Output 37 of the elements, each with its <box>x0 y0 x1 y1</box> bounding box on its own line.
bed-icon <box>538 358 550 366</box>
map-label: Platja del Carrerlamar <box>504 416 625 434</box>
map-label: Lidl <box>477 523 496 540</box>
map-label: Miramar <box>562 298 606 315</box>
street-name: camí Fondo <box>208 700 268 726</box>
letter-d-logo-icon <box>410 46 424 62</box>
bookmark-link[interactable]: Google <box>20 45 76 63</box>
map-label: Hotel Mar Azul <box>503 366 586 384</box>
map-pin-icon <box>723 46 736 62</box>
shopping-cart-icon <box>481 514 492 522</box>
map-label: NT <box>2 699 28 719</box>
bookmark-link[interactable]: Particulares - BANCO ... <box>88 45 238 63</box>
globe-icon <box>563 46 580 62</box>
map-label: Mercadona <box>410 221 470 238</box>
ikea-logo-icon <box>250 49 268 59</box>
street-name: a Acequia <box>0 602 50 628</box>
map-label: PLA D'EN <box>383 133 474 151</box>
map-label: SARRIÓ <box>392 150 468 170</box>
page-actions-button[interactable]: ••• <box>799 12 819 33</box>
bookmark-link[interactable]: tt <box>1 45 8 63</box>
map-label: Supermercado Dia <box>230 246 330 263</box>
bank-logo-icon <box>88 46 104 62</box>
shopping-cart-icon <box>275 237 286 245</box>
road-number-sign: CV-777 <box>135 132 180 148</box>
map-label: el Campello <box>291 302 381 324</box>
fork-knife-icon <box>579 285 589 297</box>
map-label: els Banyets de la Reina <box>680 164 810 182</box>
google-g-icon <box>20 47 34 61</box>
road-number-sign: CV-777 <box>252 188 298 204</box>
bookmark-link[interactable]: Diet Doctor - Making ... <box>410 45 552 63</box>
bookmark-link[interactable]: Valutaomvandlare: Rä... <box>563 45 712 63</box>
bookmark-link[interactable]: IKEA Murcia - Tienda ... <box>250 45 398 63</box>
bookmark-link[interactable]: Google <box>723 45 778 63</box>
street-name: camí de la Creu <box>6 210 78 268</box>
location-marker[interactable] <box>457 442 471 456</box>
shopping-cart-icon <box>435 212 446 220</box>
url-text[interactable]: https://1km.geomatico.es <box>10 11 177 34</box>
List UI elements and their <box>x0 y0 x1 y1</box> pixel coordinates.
----
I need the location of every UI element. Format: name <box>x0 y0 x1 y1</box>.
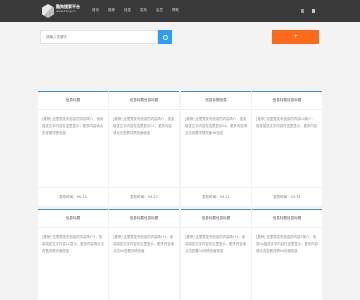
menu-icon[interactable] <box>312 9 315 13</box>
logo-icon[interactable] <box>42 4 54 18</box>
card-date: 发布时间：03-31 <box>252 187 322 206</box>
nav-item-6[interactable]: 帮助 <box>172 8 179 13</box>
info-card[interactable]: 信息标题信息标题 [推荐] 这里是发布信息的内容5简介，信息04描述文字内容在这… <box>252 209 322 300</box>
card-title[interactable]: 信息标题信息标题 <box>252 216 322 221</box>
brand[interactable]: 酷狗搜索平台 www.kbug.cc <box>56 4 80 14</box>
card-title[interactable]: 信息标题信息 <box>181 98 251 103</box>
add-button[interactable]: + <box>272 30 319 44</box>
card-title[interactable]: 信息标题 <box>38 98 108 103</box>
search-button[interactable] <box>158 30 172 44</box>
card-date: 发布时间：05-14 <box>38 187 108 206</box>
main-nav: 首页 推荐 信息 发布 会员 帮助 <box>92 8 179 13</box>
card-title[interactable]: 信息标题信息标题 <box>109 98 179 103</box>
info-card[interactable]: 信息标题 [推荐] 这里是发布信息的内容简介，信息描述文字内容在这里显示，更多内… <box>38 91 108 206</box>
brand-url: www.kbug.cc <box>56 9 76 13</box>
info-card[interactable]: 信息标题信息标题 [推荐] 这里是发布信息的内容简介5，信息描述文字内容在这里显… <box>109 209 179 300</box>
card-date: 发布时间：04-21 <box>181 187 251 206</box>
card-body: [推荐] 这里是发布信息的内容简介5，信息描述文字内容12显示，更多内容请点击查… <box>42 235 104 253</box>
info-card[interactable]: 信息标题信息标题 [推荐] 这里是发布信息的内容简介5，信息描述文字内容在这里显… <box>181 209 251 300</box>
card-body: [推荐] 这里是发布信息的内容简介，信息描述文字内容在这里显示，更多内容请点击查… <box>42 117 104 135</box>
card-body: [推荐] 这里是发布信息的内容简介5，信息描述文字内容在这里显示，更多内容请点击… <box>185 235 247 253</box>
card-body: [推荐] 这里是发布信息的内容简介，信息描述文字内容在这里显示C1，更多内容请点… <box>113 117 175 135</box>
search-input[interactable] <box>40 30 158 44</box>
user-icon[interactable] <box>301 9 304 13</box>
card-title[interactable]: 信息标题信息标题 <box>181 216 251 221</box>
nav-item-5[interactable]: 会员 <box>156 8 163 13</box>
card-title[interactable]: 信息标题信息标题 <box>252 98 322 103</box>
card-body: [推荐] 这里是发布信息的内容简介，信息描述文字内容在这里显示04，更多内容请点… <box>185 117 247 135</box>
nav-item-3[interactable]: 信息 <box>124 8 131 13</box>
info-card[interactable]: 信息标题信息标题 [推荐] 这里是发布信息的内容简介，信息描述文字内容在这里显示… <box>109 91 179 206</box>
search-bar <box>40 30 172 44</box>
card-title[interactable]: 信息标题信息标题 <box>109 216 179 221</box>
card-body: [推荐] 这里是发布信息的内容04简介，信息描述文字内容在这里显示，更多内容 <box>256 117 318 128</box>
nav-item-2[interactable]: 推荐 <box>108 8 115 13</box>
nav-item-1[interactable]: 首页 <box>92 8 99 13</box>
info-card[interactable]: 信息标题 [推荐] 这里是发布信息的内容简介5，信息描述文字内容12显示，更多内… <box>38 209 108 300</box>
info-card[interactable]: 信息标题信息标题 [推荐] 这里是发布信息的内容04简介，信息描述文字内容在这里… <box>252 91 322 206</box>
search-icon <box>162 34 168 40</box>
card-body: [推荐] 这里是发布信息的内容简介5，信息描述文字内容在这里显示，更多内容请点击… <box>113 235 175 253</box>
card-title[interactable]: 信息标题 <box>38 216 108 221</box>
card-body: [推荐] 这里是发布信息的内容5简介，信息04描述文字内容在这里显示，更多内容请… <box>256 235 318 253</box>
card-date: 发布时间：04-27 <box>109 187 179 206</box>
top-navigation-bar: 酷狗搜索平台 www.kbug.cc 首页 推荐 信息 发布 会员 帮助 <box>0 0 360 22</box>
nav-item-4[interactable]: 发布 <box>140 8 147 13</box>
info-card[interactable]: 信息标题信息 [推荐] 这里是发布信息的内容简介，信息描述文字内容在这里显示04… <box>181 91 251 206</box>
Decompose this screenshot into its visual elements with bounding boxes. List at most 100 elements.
----
*The exercise*. Give back, word for word, the lines starting at the one containing "Output 37 of" and ending at the one containing "bookmark-link[interactable]: Google <box>20", both of those lines included.

*Task output*.
Output 37 of the elements, each with its <box>x0 y0 x1 y1</box> bounding box on its own line.
bed-icon <box>538 358 550 366</box>
map-label: Platja del Carrerlamar <box>504 416 625 434</box>
map-label: Lidl <box>477 523 496 540</box>
map-label: Miramar <box>562 298 606 315</box>
street-name: camí Fondo <box>208 700 268 726</box>
letter-d-logo-icon <box>410 46 424 62</box>
bookmark-link[interactable]: Google <box>20 45 76 63</box>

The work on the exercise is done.